**WHAT IS EXPECTED**
Transcribe the material verbatim in full; the pictures do not belong in the copy.

─── DATA TO PROCESS ───

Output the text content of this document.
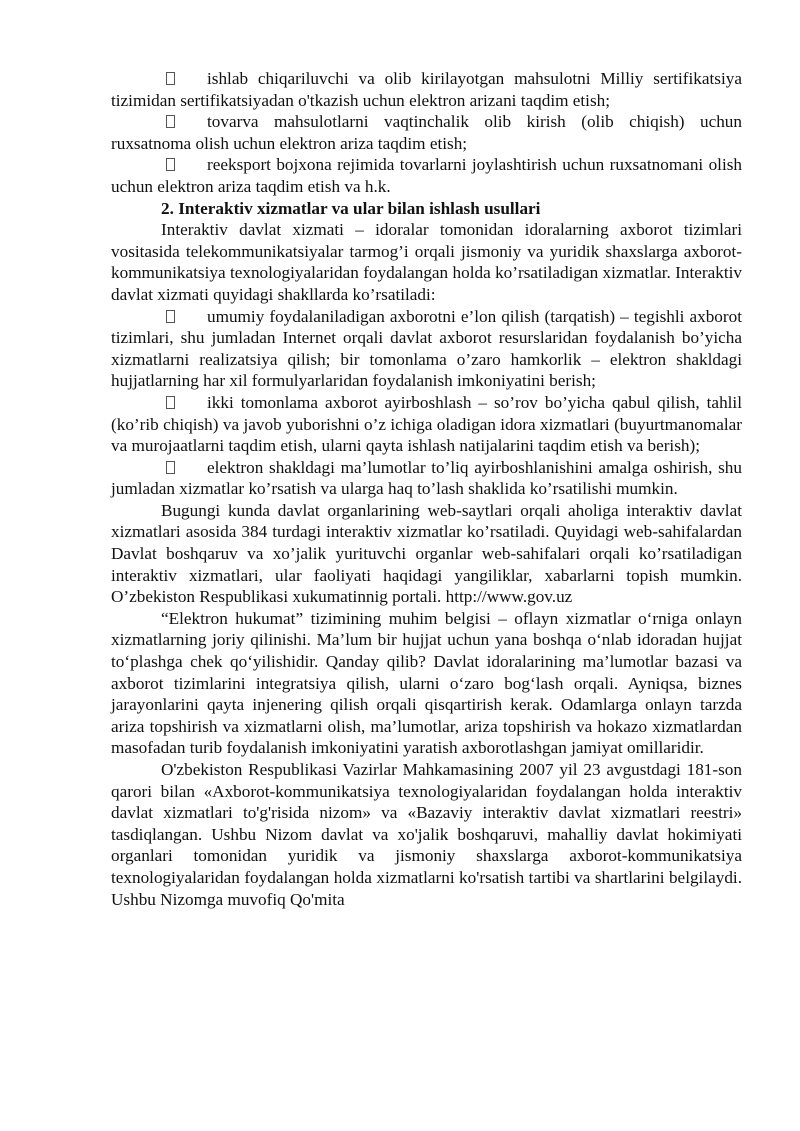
ishlab chiqariluvchi va olib kirilayotgan mahsulotni Milliy sertifikatsiya tizimidan sertifikatsiyadan o'tkazish uchun elektron arizani taqdim etish;

tovarva mahsulotlarni vaqtinchalik olib kirish (olib chiqish) uchun ruxsatnoma olish uchun elektron ariza taqdim etish;

reeksport bojxona rejimida tovarlarni joylashtirish uchun ruxsatnomani olish uchun elektron ariza taqdim etish va h.k.

2. Interaktiv xizmatlar va ular bilan ishlash usullari

Interaktiv davlat xizmati – idoralar tomonidan idoralarning axborot tizimlari vositasida telekommunikatsiyalar tarmog’i orqali jismoniy va yuridik shaxslarga axborot-kommunikatsiya texnologiyalaridan foydalangan holda ko’rsatiladigan xizmatlar. Interaktiv davlat xizmati quyidagi shakllarda ko’rsatiladi:

umumiy foydalaniladigan axborotni e’lon qilish (tarqatish) – tegishli axborot tizimlari, shu jumladan Internet orqali davlat axborot resurslaridan foydalanish bo’yicha xizmatlarni realizatsiya qilish; bir tomonlama o’zaro hamkorlik – elektron shakldagi hujjatlarning har xil formulyarlaridan foydalanish imkoniyatini berish;

ikki tomonlama axborot ayirboshlash – so’rov bo’yicha qabul qilish, tahlil (ko’rib chiqish) va javob yuborishni o’z ichiga oladigan idora xizmatlari (buyurtmanomalar va murojaatlarni taqdim etish, ularni qayta ishlash natijalarini taqdim etish va berish);

elektron shakldagi ma’lumotlar to’liq ayirboshlanishini amalga oshirish, shu jumladan xizmatlar ko’rsatish va ularga haq to’lash shaklida ko’rsatilishi mumkin.

Bugungi kunda davlat organlarining web-saytlari orqali aholiga interaktiv davlat xizmatlari asosida 384 turdagi interaktiv xizmatlar ko’rsatiladi. Quyidagi web-sahifalardan Davlat boshqaruv va xo’jalik yurituvchi organlar web-sahifalari orqali ko’rsatiladigan interaktiv xizmatlari, ular faoliyati haqidagi yangiliklar, xabarlarni topish mumkin. O’zbekiston Respublikasi xukumatinnig portali. http://www.gov.uz

“Elektron hukumat” tizimining muhim belgisi – oflayn xizmatlar o‘rniga onlayn xizmatlarning joriy qilinishi. Ma’lum bir hujjat uchun yana boshqa o‘nlab idoradan hujjat to‘plashga chek qo‘yilishidir. Qanday qilib? Davlat idoralarining ma’lumotlar bazasi va axborot tizimlarini integratsiya qilish, ularni o‘zaro bog‘lash orqali. Ayniqsa, biznes jarayonlarini qayta injenering qilish orqali qisqartirish kerak. Odamlarga onlayn tarzda ariza topshirish va xizmatlarni olish, ma’lumotlar, ariza topshirish va hokazo xizmatlardan masofadan turib foydalanish imkoniyatini yaratish axborotlashgan jamiyat omillaridir.

O'zbekiston Respublikasi Vazirlar Mahkamasining 2007 yil 23 avgustdagi 181-son qarori bilan «Axborot-kommunikatsiya texnologiyalaridan foydalangan holda interaktiv davlat xizmatlari to'g'risida nizom» va «Bazaviy interaktiv davlat xizmatlari reestri» tasdiqlangan. Ushbu Nizom davlat va xo'jalik boshqaruvi, mahalliy davlat hokimiyati organlari tomonidan yuridik va jismoniy shaxslarga axborot-kommunikatsiya texnologiyalaridan foydalangan holda xizmatlarni ko'rsatish tartibi va shartlarini belgilaydi. Ushbu Nizomga muvofiq Qo'mita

───

**TASK SOLUTION**
Output the text content of this document.
ishlab chiqariluvchi va olib kirilayotgan mahsulotni Milliy sertifikatsiya tizimidan sertifikatsiyadan o'tkazish uchun elektron arizani taqdim etish;

tovarva mahsulotlarni vaqtinchalik olib kirish (olib chiqish) uchun ruxsatnoma olish uchun elektron ariza taqdim etish;

reeksport bojxona rejimida tovarlarni joylashtirish uchun ruxsatnomani olish uchun elektron ariza taqdim etish va h.k.

2. Interaktiv xizmatlar va ular bilan ishlash usullari

Interaktiv davlat xizmati – idoralar tomonidan idoralarning axborot tizimlari vositasida telekommunikatsiyalar tarmog’i orqali jismoniy va yuridik shaxslarga axborot-kommunikatsiya texnologiyalaridan foydalangan holda ko’rsatiladigan xizmatlar. Interaktiv davlat xizmati quyidagi shakllarda ko’rsatiladi:

umumiy foydalaniladigan axborotni e’lon qilish (tarqatish) – tegishli axborot tizimlari, shu jumladan Internet orqali davlat axborot resurslaridan foydalanish bo’yicha xizmatlarni realizatsiya qilish; bir tomonlama o’zaro hamkorlik – elektron shakldagi hujjatlarning har xil formulyarlaridan foydalanish imkoniyatini berish;

ikki tomonlama axborot ayirboshlash – so’rov bo’yicha qabul qilish, tahlil (ko’rib chiqish) va javob yuborishni o’z ichiga oladigan idora xizmatlari (buyurtmanomalar va murojaatlarni taqdim etish, ularni qayta ishlash natijalarini taqdim etish va berish);

elektron shakldagi ma’lumotlar to’liq ayirboshlanishini amalga oshirish, shu jumladan xizmatlar ko’rsatish va ularga haq to’lash shaklida ko’rsatilishi mumkin.

Bugungi kunda davlat organlarining web-saytlari orqali aholiga interaktiv davlat xizmatlari asosida 384 turdagi interaktiv xizmatlar ko’rsatiladi. Quyidagi web-sahifalardan Davlat boshqaruv va xo’jalik yurituvchi organlar web-sahifalari orqali ko’rsatiladigan interaktiv xizmatlari, ular faoliyati haqidagi yangiliklar, xabarlarni topish mumkin. O’zbekiston Respublikasi xukumatinnig portali. http://www.gov.uz

“Elektron hukumat” tizimining muhim belgisi – oflayn xizmatlar o‘rniga onlayn xizmatlarning joriy qilinishi. Ma’lum bir hujjat uchun yana boshqa o‘nlab idoradan hujjat to‘plashga chek qo‘yilishidir. Qanday qilib? Davlat idoralarining ma’lumotlar bazasi va axborot tizimlarini integratsiya qilish, ularni o‘zaro bog‘lash orqali. Ayniqsa, biznes jarayonlarini qayta injenering qilish orqali qisqartirish kerak. Odamlarga onlayn tarzda ariza topshirish va xizmatlarni olish, ma’lumotlar, ariza topshirish va hokazo xizmatlardan masofadan turib foydalanish imkoniyatini yaratish axborotlashgan jamiyat omillaridir.

O'zbekiston Respublikasi Vazirlar Mahkamasining 2007 yil 23 avgustdagi 181-son qarori bilan «Axborot-kommunikatsiya texnologiyalaridan foydalangan holda interaktiv davlat xizmatlari to'g'risida nizom» va «Bazaviy interaktiv davlat xizmatlari reestri» tasdiqlangan. Ushbu Nizom davlat va xo'jalik boshqaruvi, mahalliy davlat hokimiyati organlari tomonidan yuridik va jismoniy shaxslarga axborot-kommunikatsiya texnologiyalaridan foydalangan holda xizmatlarni ko'rsatish tartibi va shartlarini belgilaydi. Ushbu Nizomga muvofiq Qo'mita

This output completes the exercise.